_EXERCISE GOAL:_ All of the data below must be repeated exactly.

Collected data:

****************

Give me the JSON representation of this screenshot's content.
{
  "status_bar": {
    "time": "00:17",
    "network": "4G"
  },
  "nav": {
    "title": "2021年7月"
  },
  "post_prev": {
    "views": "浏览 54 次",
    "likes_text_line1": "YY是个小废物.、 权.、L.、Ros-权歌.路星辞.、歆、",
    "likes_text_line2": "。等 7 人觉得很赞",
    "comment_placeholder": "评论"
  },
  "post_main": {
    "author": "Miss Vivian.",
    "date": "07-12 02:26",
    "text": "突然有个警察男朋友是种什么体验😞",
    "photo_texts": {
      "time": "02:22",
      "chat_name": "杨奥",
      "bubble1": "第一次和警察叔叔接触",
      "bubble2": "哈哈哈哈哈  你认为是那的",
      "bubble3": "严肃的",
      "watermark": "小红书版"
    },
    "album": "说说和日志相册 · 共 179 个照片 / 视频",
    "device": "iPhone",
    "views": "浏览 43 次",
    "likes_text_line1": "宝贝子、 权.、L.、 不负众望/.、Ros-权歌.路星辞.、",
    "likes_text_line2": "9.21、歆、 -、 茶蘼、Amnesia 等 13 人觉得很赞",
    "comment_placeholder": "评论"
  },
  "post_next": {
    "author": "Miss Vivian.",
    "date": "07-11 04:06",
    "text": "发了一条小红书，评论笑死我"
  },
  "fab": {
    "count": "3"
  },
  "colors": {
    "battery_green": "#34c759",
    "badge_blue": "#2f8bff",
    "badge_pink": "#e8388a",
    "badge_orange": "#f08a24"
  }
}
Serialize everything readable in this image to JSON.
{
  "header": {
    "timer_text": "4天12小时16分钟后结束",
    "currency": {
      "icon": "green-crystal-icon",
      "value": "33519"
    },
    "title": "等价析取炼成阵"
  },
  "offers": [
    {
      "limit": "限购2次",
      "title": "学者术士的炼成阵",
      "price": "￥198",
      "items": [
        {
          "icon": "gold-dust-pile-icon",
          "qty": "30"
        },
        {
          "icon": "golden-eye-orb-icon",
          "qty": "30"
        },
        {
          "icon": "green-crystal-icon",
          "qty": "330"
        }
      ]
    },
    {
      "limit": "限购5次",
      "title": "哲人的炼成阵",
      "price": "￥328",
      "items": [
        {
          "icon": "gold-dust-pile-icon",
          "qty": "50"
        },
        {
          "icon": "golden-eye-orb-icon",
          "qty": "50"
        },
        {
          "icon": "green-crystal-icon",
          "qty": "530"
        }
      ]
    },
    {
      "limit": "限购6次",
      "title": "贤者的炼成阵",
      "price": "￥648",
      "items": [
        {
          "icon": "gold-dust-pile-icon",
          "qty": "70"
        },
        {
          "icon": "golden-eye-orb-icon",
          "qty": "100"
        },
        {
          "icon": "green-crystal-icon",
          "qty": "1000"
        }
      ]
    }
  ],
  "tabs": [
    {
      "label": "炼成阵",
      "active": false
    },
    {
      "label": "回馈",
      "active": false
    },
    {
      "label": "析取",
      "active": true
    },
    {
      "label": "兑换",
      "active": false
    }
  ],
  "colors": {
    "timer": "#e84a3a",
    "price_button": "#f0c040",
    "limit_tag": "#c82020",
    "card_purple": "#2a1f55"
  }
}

****************

_TASK SOLUTION:_
Give me the JSON representation of this screenshot's content.
{
  "status_bar": {
    "time": "00:17",
    "network": "4G"
  },
  "nav": {
    "title": "2021年7月"
  },
  "post_prev": {
    "views": "浏览 54 次",
    "likes_text_line1": "YY是个小废物.、 权.、L.、Ros-权歌.路星辞.、歆、",
    "likes_text_line2": "。等 7 人觉得很赞",
    "comment_placeholder": "评论"
  },
  "post_main": {
    "author": "Miss Vivian.",
    "date": "07-12 02:26",
    "text": "突然有个警察男朋友是种什么体验😞",
    "photo_texts": {
      "time": "02:22",
      "chat_name": "杨奥",
      "bubble1": "第一次和警察叔叔接触",
      "bubble2": "哈哈哈哈哈  你认为是那的",
      "bubble3": "严肃的",
      "watermark": "小红书版"
    },
    "album": "说说和日志相册 · 共 179 个照片 / 视频",
    "device": "iPhone",
    "views": "浏览 43 次",
    "likes_text_line1": "宝贝子、 权.、L.、 不负众望/.、Ros-权歌.路星辞.、",
    "likes_text_line2": "9.21、歆、 -、 茶蘼、Amnesia 等 13 人觉得很赞",
    "comment_placeholder": "评论"
  },
  "post_next": {
    "author": "Miss Vivian.",
    "date": "07-11 04:06",
    "text": "发了一条小红书，评论笑死我"
  },
  "fab": {
    "count": "3"
  },
  "colors": {
    "battery_green": "#34c759",
    "badge_blue": "#2f8bff",
    "badge_pink": "#e8388a",
    "badge_orange": "#f08a24"
  }
}
Serialize everything readable in this image to JSON.
{
  "header": {
    "timer_text": "4天12小时16分钟后结束",
    "currency": {
      "icon": "green-crystal-icon",
      "value": "33519"
    },
    "title": "等价析取炼成阵"
  },
  "offers": [
    {
      "limit": "限购2次",
      "title": "学者术士的炼成阵",
      "price": "￥198",
      "items": [
        {
          "icon": "gold-dust-pile-icon",
          "qty": "30"
        },
        {
          "icon": "golden-eye-orb-icon",
          "qty": "30"
        },
        {
          "icon": "green-crystal-icon",
          "qty": "330"
        }
      ]
    },
    {
      "limit": "限购5次",
      "title": "哲人的炼成阵",
      "price": "￥328",
      "items": [
        {
          "icon": "gold-dust-pile-icon",
          "qty": "50"
        },
        {
          "icon": "golden-eye-orb-icon",
          "qty": "50"
        },
        {
          "icon": "green-crystal-icon",
          "qty": "530"
        }
      ]
    },
    {
      "limit": "限购6次",
      "title": "贤者的炼成阵",
      "price": "￥648",
      "items": [
        {
          "icon": "gold-dust-pile-icon",
          "qty": "70"
        },
        {
          "icon": "golden-eye-orb-icon",
          "qty": "100"
        },
        {
          "icon": "green-crystal-icon",
          "qty": "1000"
        }
      ]
    }
  ],
  "tabs": [
    {
      "label": "炼成阵",
      "active": false
    },
    {
      "label": "回馈",
      "active": false
    },
    {
      "label": "析取",
      "active": true
    },
    {
      "label": "兑换",
      "active": false
    }
  ],
  "colors": {
    "timer": "#e84a3a",
    "price_button": "#f0c040",
    "limit_tag": "#c82020",
    "card_purple": "#2a1f55"
  }
}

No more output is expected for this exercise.